WORK TO BE COMPLETED
Your task is to transcribe the data in full.
------------------------
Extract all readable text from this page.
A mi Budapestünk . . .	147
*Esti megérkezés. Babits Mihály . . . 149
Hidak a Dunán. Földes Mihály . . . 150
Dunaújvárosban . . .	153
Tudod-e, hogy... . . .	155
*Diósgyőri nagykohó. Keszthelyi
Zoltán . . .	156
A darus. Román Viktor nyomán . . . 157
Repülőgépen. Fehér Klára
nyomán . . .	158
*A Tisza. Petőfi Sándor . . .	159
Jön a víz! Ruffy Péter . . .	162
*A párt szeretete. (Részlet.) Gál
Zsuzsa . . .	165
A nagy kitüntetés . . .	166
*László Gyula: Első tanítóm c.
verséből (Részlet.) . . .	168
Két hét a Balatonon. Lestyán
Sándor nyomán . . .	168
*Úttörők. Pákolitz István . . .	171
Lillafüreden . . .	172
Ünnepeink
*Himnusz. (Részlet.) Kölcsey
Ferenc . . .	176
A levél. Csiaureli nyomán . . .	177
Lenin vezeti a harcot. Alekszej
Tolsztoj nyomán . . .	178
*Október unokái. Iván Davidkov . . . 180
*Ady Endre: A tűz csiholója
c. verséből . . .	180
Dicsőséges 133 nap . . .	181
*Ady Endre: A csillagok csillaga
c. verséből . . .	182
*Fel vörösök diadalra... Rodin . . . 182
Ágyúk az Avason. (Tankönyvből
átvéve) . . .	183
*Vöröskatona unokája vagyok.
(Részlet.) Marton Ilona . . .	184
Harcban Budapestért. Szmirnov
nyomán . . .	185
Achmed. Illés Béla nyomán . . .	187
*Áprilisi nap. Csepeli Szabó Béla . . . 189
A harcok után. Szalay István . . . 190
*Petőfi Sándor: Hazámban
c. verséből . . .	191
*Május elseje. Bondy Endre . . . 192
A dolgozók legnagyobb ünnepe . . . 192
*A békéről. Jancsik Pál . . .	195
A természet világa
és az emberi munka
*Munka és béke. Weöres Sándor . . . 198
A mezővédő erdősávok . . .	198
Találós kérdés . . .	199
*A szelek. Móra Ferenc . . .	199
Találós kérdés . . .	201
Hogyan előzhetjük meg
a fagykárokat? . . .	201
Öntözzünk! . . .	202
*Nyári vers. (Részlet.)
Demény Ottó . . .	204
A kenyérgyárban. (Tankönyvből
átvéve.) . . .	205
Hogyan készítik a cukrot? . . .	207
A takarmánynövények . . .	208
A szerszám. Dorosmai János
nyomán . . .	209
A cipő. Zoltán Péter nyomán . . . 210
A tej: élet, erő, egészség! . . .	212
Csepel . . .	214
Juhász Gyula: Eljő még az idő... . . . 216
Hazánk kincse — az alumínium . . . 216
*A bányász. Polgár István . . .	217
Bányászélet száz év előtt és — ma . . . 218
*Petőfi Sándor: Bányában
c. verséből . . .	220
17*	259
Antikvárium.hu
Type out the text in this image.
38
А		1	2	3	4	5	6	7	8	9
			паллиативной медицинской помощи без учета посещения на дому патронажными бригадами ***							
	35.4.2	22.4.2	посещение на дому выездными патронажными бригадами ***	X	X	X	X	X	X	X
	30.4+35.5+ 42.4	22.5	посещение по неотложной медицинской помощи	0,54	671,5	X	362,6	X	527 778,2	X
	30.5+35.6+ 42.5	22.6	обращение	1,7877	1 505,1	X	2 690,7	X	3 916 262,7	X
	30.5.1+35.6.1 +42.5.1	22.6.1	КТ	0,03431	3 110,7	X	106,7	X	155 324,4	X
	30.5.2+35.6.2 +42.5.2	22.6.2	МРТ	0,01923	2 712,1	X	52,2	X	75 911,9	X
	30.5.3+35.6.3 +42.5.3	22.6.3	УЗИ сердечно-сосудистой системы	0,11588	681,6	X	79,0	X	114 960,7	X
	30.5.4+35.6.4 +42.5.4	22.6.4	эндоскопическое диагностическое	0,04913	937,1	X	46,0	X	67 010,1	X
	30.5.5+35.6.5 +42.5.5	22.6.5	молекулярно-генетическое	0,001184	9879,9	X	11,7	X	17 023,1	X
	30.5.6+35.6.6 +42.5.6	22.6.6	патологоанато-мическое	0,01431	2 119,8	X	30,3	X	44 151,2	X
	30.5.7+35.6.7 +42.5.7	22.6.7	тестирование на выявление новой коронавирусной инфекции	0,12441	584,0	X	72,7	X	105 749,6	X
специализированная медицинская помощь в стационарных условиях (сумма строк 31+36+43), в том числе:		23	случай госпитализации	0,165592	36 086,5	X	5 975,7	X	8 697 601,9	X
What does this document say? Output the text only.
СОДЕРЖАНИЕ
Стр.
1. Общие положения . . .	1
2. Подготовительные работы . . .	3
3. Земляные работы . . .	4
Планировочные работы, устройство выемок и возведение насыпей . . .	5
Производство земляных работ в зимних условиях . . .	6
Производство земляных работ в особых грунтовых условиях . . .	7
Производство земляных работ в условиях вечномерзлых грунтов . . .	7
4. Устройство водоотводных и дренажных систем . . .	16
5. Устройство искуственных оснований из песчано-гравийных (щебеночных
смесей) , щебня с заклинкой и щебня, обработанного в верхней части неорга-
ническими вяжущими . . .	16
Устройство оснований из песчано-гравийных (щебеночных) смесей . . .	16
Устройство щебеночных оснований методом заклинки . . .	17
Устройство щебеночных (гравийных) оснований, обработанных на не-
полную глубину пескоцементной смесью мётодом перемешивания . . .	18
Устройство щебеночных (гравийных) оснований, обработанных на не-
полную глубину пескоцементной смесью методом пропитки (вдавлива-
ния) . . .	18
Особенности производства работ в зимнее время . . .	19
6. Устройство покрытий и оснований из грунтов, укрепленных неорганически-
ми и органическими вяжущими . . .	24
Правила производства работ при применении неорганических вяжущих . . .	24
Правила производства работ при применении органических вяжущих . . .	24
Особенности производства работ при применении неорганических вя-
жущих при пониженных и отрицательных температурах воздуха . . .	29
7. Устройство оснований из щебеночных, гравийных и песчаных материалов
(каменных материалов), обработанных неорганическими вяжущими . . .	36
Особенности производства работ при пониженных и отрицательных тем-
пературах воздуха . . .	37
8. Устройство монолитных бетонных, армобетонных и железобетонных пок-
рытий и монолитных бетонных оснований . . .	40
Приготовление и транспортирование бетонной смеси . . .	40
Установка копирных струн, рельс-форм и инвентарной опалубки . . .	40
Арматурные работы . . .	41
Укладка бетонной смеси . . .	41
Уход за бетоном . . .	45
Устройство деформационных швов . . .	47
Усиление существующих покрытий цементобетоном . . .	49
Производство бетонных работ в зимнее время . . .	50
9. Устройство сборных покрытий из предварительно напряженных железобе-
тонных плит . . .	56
------------------------
ANSWER IN FULL
Extract all readable text from this page.
A mi Budapestünk . . .	147
*Esti megérkezés. Babits Mihály . . . 149
Hidak a Dunán. Földes Mihály . . . 150
Dunaújvárosban . . .	153
Tudod-e, hogy... . . .	155
*Diósgyőri nagykohó. Keszthelyi
Zoltán . . .	156
A darus. Román Viktor nyomán . . . 157
Repülőgépen. Fehér Klára
nyomán . . .	158
*A Tisza. Petőfi Sándor . . .	159
Jön a víz! Ruffy Péter . . .	162
*A párt szeretete. (Részlet.) Gál
Zsuzsa . . .	165
A nagy kitüntetés . . .	166
*László Gyula: Első tanítóm c.
verséből (Részlet.) . . .	168
Két hét a Balatonon. Lestyán
Sándor nyomán . . .	168
*Úttörők. Pákolitz István . . .	171
Lillafüreden . . .	172
Ünnepeink
*Himnusz. (Részlet.) Kölcsey
Ferenc . . .	176
A levél. Csiaureli nyomán . . .	177
Lenin vezeti a harcot. Alekszej
Tolsztoj nyomán . . .	178
*Október unokái. Iván Davidkov . . . 180
*Ady Endre: A tűz csiholója
c. verséből . . .	180
Dicsőséges 133 nap . . .	181
*Ady Endre: A csillagok csillaga
c. verséből . . .	182
*Fel vörösök diadalra... Rodin . . . 182
Ágyúk az Avason. (Tankönyvből
átvéve) . . .	183
*Vöröskatona unokája vagyok.
(Részlet.) Marton Ilona . . .	184
Harcban Budapestért. Szmirnov
nyomán . . .	185
Achmed. Illés Béla nyomán . . .	187
*Áprilisi nap. Csepeli Szabó Béla . . . 189
A harcok után. Szalay István . . . 190
*Petőfi Sándor: Hazámban
c. verséből . . .	191
*Május elseje. Bondy Endre . . . 192
A dolgozók legnagyobb ünnepe . . . 192
*A békéről. Jancsik Pál . . .	195
A természet világa
és az emberi munka
*Munka és béke. Weöres Sándor . . . 198
A mezővédő erdősávok . . .	198
Találós kérdés . . .	199
*A szelek. Móra Ferenc . . .	199
Találós kérdés . . .	201
Hogyan előzhetjük meg
a fagykárokat? . . .	201
Öntözzünk! . . .	202
*Nyári vers. (Részlet.)
Demény Ottó . . .	204
A kenyérgyárban. (Tankönyvből
átvéve.) . . .	205
Hogyan készítik a cukrot? . . .	207
A takarmánynövények . . .	208
A szerszám. Dorosmai János
nyomán . . .	209
A cipő. Zoltán Péter nyomán . . . 210
A tej: élet, erő, egészség! . . .	212
Csepel . . .	214
Juhász Gyula: Eljő még az idő... . . . 216
Hazánk kincse — az alumínium . . . 216
*A bányász. Polgár István . . .	217
Bányászélet száz év előtt és — ma . . . 218
*Petőfi Sándor: Bányában
c. verséből . . .	220
17*	259
Antikvárium.hu
Type out the text in this image.
38
А		1	2	3	4	5	6	7	8	9
			паллиативной медицинской помощи без учета посещения на дому патронажными бригадами ***							
	35.4.2	22.4.2	посещение на дому выездными патронажными бригадами ***	X	X	X	X	X	X	X
	30.4+35.5+ 42.4	22.5	посещение по неотложной медицинской помощи	0,54	671,5	X	362,6	X	527 778,2	X
	30.5+35.6+ 42.5	22.6	обращение	1,7877	1 505,1	X	2 690,7	X	3 916 262,7	X
	30.5.1+35.6.1 +42.5.1	22.6.1	КТ	0,03431	3 110,7	X	106,7	X	155 324,4	X
	30.5.2+35.6.2 +42.5.2	22.6.2	МРТ	0,01923	2 712,1	X	52,2	X	75 911,9	X
	30.5.3+35.6.3 +42.5.3	22.6.3	УЗИ сердечно-сосудистой системы	0,11588	681,6	X	79,0	X	114 960,7	X
	30.5.4+35.6.4 +42.5.4	22.6.4	эндоскопическое диагностическое	0,04913	937,1	X	46,0	X	67 010,1	X
	30.5.5+35.6.5 +42.5.5	22.6.5	молекулярно-генетическое	0,001184	9879,9	X	11,7	X	17 023,1	X
	30.5.6+35.6.6 +42.5.6	22.6.6	патологоанато-мическое	0,01431	2 119,8	X	30,3	X	44 151,2	X
	30.5.7+35.6.7 +42.5.7	22.6.7	тестирование на выявление новой коронавирусной инфекции	0,12441	584,0	X	72,7	X	105 749,6	X
специализированная медицинская помощь в стационарных условиях (сумма строк 31+36+43), в том числе:		23	случай госпитализации	0,165592	36 086,5	X	5 975,7	X	8 697 601,9	X
What does this document say? Output the text only.
СОДЕРЖАНИЕ
Стр.
1. Общие положения . . .	1
2. Подготовительные работы . . .	3
3. Земляные работы . . .	4
Планировочные работы, устройство выемок и возведение насыпей . . .	5
Производство земляных работ в зимних условиях . . .	6
Производство земляных работ в особых грунтовых условиях . . .	7
Производство земляных работ в условиях вечномерзлых грунтов . . .	7
4. Устройство водоотводных и дренажных систем . . .	16
5. Устройство искуственных оснований из песчано-гравийных (щебеночных
смесей) , щебня с заклинкой и щебня, обработанного в верхней части неорга-
ническими вяжущими . . .	16
Устройство оснований из песчано-гравийных (щебеночных) смесей . . .	16
Устройство щебеночных оснований методом заклинки . . .	17
Устройство щебеночных (гравийных) оснований, обработанных на не-
полную глубину пескоцементной смесью мётодом перемешивания . . .	18
Устройство щебеночных (гравийных) оснований, обработанных на не-
полную глубину пескоцементной смесью методом пропитки (вдавлива-
ния) . . .	18
Особенности производства работ в зимнее время . . .	19
6. Устройство покрытий и оснований из грунтов, укрепленных неорганически-
ми и органическими вяжущими . . .	24
Правила производства работ при применении неорганических вяжущих . . .	24
Правила производства работ при применении органических вяжущих . . .	24
Особенности производства работ при применении неорганических вя-
жущих при пониженных и отрицательных температурах воздуха . . .	29
7. Устройство оснований из щебеночных, гравийных и песчаных материалов
(каменных материалов), обработанных неорганическими вяжущими . . .	36
Особенности производства работ при пониженных и отрицательных тем-
пературах воздуха . . .	37
8. Устройство монолитных бетонных, армобетонных и железобетонных пок-
рытий и монолитных бетонных оснований . . .	40
Приготовление и транспортирование бетонной смеси . . .	40
Установка копирных струн, рельс-форм и инвентарной опалубки . . .	40
Арматурные работы . . .	41
Укладка бетонной смеси . . .	41
Уход за бетоном . . .	45
Устройство деформационных швов . . .	47
Усиление существующих покрытий цементобетоном . . .	49
Производство бетонных работ в зимнее время . . .	50
9. Устройство сборных покрытий из предварительно напряженных железобе-
тонных плит . . .	56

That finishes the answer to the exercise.